Stored data:

──────────

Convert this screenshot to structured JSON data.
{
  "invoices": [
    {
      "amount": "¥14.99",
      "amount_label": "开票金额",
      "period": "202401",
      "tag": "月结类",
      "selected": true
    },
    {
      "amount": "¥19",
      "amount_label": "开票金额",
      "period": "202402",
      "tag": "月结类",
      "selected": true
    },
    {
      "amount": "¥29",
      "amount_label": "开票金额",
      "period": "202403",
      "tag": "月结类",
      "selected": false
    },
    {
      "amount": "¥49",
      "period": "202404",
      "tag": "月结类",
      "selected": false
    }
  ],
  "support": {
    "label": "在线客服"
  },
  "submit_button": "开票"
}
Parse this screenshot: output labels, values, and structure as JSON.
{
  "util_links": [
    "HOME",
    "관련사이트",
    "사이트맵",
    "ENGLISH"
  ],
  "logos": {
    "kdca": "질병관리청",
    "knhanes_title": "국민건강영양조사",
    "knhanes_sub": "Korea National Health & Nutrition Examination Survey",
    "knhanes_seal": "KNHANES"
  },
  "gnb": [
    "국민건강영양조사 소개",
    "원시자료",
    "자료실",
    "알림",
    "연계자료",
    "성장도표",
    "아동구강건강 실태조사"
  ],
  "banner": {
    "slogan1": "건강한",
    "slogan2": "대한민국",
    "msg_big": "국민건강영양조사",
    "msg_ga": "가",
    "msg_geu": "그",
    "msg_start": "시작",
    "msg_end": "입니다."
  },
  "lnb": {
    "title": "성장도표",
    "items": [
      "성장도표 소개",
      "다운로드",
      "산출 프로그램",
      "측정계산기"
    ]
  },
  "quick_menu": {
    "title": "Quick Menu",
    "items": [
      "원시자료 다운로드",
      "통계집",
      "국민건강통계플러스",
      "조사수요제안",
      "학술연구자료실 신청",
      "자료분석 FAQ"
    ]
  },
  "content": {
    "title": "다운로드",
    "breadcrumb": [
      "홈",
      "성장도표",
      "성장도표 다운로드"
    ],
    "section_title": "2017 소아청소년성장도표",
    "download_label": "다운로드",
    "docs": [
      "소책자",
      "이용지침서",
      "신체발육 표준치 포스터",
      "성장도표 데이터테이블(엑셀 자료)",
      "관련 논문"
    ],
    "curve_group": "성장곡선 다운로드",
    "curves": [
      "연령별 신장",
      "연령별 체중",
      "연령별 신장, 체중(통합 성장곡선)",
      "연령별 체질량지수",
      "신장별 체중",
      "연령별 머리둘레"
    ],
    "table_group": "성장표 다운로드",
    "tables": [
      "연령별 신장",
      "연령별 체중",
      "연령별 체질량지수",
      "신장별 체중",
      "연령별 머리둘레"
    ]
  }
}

──────────

# GOAL OF THE EXERCISE:
Copy each line of the data exactly, leaving nothing out.

# THE ANSWER:
Convert this screenshot to structured JSON data.
{
  "invoices": [
    {
      "amount": "¥14.99",
      "amount_label": "开票金额",
      "period": "202401",
      "tag": "月结类",
      "selected": true
    },
    {
      "amount": "¥19",
      "amount_label": "开票金额",
      "period": "202402",
      "tag": "月结类",
      "selected": true
    },
    {
      "amount": "¥29",
      "amount_label": "开票金额",
      "period": "202403",
      "tag": "月结类",
      "selected": false
    },
    {
      "amount": "¥49",
      "period": "202404",
      "tag": "月结类",
      "selected": false
    }
  ],
  "support": {
    "label": "在线客服"
  },
  "submit_button": "开票"
}
Parse this screenshot: output labels, values, and structure as JSON.
{
  "util_links": [
    "HOME",
    "관련사이트",
    "사이트맵",
    "ENGLISH"
  ],
  "logos": {
    "kdca": "질병관리청",
    "knhanes_title": "국민건강영양조사",
    "knhanes_sub": "Korea National Health & Nutrition Examination Survey",
    "knhanes_seal": "KNHANES"
  },
  "gnb": [
    "국민건강영양조사 소개",
    "원시자료",
    "자료실",
    "알림",
    "연계자료",
    "성장도표",
    "아동구강건강 실태조사"
  ],
  "banner": {
    "slogan1": "건강한",
    "slogan2": "대한민국",
    "msg_big": "국민건강영양조사",
    "msg_ga": "가",
    "msg_geu": "그",
    "msg_start": "시작",
    "msg_end": "입니다."
  },
  "lnb": {
    "title": "성장도표",
    "items": [
      "성장도표 소개",
      "다운로드",
      "산출 프로그램",
      "측정계산기"
    ]
  },
  "quick_menu": {
    "title": "Quick Menu",
    "items": [
      "원시자료 다운로드",
      "통계집",
      "국민건강통계플러스",
      "조사수요제안",
      "학술연구자료실 신청",
      "자료분석 FAQ"
    ]
  },
  "content": {
    "title": "다운로드",
    "breadcrumb": [
      "홈",
      "성장도표",
      "성장도표 다운로드"
    ],
    "section_title": "2017 소아청소년성장도표",
    "download_label": "다운로드",
    "docs": [
      "소책자",
      "이용지침서",
      "신체발육 표준치 포스터",
      "성장도표 데이터테이블(엑셀 자료)",
      "관련 논문"
    ],
    "curve_group": "성장곡선 다운로드",
    "curves": [
      "연령별 신장",
      "연령별 체중",
      "연령별 신장, 체중(통합 성장곡선)",
      "연령별 체질량지수",
      "신장별 체중",
      "연령별 머리둘레"
    ],
    "table_group": "성장표 다운로드",
    "tables": [
      "연령별 신장",
      "연령별 체중",
      "연령별 체질량지수",
      "신장별 체중",
      "연령별 머리둘레"
    ]
  }
}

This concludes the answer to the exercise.